Data excerpts

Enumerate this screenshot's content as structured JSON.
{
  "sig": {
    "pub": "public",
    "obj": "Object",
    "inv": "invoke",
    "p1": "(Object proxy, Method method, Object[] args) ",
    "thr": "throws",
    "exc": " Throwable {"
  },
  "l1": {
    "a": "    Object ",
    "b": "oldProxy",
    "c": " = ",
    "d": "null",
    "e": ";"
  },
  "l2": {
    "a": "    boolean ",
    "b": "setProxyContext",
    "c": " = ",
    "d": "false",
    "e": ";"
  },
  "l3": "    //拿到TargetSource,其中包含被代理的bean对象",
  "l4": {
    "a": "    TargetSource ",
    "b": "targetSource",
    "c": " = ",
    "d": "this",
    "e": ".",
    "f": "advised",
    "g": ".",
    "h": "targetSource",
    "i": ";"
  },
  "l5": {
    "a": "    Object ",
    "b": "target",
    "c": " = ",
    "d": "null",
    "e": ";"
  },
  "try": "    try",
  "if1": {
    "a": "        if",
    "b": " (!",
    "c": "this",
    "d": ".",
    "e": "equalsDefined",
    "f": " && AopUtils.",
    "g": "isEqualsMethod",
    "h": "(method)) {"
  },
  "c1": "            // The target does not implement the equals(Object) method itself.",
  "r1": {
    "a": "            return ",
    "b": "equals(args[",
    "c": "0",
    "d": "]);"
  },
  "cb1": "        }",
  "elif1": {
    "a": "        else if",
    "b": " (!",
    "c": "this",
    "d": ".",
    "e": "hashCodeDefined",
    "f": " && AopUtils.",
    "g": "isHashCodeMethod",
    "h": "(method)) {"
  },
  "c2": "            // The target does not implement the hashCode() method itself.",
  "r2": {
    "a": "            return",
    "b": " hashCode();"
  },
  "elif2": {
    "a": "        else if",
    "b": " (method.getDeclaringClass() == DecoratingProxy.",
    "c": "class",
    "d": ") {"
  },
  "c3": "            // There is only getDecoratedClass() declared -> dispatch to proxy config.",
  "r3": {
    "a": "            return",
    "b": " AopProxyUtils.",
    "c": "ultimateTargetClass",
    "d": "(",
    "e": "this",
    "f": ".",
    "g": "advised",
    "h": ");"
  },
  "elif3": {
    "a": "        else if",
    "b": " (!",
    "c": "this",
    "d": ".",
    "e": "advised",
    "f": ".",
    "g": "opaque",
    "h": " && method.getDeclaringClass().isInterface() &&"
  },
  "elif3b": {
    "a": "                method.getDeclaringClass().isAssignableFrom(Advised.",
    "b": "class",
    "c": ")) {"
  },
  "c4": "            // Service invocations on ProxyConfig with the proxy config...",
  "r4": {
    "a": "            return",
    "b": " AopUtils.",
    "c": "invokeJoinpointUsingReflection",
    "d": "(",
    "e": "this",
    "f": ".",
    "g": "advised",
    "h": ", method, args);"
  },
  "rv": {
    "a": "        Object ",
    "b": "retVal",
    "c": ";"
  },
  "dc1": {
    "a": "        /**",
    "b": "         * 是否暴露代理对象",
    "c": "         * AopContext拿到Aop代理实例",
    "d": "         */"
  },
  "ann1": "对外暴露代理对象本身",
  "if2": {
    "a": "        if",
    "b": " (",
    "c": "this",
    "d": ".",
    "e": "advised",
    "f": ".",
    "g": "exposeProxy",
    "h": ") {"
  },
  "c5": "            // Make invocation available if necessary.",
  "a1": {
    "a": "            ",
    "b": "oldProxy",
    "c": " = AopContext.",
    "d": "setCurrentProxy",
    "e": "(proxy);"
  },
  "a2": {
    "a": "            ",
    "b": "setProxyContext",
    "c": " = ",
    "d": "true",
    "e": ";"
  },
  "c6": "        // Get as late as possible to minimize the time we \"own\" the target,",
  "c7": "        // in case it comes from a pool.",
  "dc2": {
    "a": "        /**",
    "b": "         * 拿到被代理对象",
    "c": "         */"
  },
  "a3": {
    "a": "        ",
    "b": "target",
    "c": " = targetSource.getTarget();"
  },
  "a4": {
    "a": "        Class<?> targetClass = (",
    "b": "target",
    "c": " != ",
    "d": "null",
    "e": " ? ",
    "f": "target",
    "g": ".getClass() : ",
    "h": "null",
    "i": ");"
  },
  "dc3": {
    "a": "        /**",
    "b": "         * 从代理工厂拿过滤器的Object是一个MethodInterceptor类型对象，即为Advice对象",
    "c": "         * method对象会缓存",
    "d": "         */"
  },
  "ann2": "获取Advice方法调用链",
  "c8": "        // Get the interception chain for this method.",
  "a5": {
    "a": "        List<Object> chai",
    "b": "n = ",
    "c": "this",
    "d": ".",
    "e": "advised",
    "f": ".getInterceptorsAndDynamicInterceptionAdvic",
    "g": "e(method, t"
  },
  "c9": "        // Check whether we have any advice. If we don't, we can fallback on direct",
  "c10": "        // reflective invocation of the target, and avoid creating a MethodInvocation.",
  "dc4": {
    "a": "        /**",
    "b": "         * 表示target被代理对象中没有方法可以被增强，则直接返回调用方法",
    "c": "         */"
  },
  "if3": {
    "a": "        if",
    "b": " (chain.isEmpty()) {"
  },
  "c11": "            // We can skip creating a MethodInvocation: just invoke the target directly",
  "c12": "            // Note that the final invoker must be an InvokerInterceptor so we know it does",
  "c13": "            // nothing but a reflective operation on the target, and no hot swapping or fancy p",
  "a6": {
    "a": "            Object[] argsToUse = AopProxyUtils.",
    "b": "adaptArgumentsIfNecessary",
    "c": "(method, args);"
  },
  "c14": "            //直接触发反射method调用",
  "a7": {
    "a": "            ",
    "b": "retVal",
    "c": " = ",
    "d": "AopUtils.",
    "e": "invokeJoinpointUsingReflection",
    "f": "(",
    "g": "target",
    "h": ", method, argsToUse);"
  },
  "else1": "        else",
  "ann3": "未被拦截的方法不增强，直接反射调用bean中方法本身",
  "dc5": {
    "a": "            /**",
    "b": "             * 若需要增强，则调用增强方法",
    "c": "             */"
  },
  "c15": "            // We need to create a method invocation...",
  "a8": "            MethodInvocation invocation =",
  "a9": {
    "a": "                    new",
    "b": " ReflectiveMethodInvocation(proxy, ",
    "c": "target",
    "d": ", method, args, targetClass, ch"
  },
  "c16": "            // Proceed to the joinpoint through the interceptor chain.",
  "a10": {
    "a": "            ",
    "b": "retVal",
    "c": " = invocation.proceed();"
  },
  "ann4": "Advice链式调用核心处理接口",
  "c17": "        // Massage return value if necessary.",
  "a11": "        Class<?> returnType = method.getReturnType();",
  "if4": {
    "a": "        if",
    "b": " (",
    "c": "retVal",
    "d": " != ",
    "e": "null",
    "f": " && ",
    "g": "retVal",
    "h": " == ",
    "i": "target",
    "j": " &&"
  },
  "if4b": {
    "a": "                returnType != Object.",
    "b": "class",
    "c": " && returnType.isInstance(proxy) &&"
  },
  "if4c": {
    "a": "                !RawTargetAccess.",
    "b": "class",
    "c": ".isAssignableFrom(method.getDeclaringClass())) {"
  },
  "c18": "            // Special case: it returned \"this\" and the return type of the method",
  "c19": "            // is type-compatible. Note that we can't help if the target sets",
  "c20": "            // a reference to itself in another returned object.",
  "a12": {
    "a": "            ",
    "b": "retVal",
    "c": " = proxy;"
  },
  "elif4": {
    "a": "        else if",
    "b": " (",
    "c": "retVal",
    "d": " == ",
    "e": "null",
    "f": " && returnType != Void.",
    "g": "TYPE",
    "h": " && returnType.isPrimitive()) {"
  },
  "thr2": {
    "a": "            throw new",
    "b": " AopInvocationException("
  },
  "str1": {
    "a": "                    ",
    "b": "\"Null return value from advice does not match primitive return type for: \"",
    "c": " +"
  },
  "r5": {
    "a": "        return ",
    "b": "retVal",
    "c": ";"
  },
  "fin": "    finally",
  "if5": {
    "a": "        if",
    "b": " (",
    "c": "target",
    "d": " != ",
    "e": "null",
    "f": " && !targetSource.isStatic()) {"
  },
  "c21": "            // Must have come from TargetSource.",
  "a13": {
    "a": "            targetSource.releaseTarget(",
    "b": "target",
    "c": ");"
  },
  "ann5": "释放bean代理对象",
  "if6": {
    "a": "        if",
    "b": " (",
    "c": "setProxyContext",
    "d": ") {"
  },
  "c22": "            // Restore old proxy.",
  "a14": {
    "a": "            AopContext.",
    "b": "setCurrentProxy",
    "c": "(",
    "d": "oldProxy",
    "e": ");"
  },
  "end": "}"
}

> **The task**:
Gather up the lines that contain the word "setCurrentProxy".

> **In response**:
    "d": "setCurrentProxy",
    "b": "setCurrentProxy",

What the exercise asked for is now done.